AIM OF THE TASK:
From the entries below, count the lines with "more". Write only the count.

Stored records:
::::::::::

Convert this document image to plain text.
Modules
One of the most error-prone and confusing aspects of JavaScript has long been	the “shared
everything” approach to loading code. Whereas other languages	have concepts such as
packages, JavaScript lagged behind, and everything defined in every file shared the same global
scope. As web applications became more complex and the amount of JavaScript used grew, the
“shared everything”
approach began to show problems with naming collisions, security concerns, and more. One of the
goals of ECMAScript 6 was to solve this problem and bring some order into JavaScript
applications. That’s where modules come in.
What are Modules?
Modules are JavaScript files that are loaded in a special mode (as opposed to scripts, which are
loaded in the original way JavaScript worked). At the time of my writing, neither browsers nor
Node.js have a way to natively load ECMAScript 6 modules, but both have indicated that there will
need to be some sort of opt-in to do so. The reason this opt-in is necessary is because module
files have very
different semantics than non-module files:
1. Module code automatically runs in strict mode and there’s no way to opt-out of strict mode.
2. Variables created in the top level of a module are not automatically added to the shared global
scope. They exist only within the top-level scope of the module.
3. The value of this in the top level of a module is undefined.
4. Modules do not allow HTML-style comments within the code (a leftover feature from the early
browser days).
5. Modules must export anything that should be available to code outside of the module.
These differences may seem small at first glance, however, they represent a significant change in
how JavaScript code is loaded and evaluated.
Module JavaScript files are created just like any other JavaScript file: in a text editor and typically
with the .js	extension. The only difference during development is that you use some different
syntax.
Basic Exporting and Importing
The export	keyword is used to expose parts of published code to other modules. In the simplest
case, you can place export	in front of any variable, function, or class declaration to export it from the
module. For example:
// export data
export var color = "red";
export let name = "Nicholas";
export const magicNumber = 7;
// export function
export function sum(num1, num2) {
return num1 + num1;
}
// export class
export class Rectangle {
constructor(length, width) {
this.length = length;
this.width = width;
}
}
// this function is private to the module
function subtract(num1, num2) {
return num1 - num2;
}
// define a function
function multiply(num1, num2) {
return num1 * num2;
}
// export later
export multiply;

::::::::::

OUTPUT OF THE TASK:
2